== Problem ==
Below are the records. Restate word for word every line from the one that contains "Give me the" through the final line, both included.

* begin Data to use *

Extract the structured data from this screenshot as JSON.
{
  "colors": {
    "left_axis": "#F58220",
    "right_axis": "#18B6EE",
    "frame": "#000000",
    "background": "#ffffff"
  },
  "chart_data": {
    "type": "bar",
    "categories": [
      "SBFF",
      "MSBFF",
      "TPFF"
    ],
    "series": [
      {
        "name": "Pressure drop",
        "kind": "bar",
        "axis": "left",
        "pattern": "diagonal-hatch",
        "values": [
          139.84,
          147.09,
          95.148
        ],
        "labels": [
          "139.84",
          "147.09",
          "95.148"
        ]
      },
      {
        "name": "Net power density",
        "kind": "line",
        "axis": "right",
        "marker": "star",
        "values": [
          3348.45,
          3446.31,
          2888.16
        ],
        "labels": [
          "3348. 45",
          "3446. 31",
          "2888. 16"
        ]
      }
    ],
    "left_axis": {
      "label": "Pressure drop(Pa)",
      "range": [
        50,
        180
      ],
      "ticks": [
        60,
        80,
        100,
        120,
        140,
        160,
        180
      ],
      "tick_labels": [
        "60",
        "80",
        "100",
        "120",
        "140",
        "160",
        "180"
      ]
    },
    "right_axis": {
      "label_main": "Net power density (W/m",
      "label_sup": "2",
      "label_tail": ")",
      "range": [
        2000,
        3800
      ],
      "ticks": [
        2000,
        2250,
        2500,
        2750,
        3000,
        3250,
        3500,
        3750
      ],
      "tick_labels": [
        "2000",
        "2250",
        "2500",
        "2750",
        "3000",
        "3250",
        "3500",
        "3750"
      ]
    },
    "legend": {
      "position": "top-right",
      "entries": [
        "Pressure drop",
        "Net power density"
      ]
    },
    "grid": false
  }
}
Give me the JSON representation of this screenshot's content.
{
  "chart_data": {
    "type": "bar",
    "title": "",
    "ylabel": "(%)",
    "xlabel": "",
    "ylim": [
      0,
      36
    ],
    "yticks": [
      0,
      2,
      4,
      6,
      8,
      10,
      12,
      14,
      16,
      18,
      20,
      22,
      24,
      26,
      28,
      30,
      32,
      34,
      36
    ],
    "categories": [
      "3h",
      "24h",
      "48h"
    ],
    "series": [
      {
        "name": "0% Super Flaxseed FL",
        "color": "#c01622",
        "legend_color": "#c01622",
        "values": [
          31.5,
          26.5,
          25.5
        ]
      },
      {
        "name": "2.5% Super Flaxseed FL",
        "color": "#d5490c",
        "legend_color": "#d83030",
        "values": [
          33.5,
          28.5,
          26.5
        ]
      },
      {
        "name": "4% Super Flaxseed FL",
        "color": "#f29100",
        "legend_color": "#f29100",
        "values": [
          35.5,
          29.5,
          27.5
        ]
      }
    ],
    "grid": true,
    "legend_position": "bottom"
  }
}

* end Data to use *

== Problem solution ==
Give me the JSON representation of this screenshot's content.
{
  "chart_data": {
    "type": "bar",
    "title": "",
    "ylabel": "(%)",
    "xlabel": "",
    "ylim": [
      0,
      36
    ],
    "yticks": [
      0,
      2,
      4,
      6,
      8,
      10,
      12,
      14,
      16,
      18,
      20,
      22,
      24,
      26,
      28,
      30,
      32,
      34,
      36
    ],
    "categories": [
      "3h",
      "24h",
      "48h"
    ],
    "series": [
      {
        "name": "0% Super Flaxseed FL",
        "color": "#c01622",
        "legend_color": "#c01622",
        "values": [
          31.5,
          26.5,
          25.5
        ]
      },
      {
        "name": "2.5% Super Flaxseed FL",
        "color": "#d5490c",
        "legend_color": "#d83030",
        "values": [
          33.5,
          28.5,
          26.5
        ]
      },
      {
        "name": "4% Super Flaxseed FL",
        "color": "#f29100",
        "legend_color": "#f29100",
        "values": [
          35.5,
          29.5,
          27.5
        ]
      }
    ],
    "grid": true,
    "legend_position": "bottom"
  }
}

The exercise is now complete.